» **WRITTEN EXERCISE**
Please repeat the rows below word for word, from the line with "Patent image size: (688, 280)." through the line with "The second fiber", including both of those lines.

Stored items

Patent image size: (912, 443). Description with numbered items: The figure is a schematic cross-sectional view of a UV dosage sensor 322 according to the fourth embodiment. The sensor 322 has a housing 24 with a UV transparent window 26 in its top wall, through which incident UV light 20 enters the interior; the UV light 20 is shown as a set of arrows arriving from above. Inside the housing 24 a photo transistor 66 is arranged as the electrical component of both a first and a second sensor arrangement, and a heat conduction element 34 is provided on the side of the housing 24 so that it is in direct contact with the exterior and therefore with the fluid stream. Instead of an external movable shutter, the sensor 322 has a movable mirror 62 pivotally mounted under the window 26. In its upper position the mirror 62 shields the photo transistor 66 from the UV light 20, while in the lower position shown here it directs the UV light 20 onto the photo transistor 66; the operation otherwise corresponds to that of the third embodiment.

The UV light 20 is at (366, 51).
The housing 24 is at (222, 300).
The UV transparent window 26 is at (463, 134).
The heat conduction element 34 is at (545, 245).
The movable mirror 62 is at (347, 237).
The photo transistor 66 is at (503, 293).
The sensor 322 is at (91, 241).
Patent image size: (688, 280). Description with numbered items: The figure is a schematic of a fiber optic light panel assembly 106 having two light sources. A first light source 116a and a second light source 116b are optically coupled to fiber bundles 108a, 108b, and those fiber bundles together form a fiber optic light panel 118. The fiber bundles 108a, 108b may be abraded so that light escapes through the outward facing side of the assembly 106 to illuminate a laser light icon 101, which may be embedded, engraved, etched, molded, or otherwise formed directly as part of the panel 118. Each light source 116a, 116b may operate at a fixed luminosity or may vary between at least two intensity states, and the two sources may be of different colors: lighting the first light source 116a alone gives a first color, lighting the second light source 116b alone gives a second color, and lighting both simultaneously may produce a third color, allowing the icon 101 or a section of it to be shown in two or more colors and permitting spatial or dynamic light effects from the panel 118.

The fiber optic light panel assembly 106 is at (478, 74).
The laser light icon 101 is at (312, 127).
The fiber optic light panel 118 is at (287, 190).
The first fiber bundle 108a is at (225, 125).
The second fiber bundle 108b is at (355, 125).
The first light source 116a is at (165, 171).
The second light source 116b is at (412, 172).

» **RESULT OF THE EXERCISE**
Patent image size: (688, 280). Description with numbered items: The figure is a schematic of a fiber optic light panel assembly 106 having two light sources. A first light source 116a and a second light source 116b are optically coupled to fiber bundles 108a, 108b, and those fiber bundles together form a fiber optic light panel 118. The fiber bundles 108a, 108b may be abraded so that light escapes through the outward facing side of the assembly 106 to illuminate a laser light icon 101, which may be embedded, engraved, etched, molded, or otherwise formed directly as part of the panel 118. Each light source 116a, 116b may operate at a fixed luminosity or may vary between at least two intensity states, and the two sources may be of different colors: lighting the first light source 116a alone gives a first color, lighting the second light source 116b alone gives a second color, and lighting both simultaneously may produce a third color, allowing the icon 101 or a section of it to be shown in two or more colors and permitting spatial or dynamic light effects from the panel 118.

The fiber optic light panel assembly 106 is at (478, 74).
The laser light icon 101 is at (312, 127).
The fiber optic light panel 118 is at (287, 190).
The first fiber bundle 108a is at (225, 125).
The second fiber bundle 108b is at (355, 125).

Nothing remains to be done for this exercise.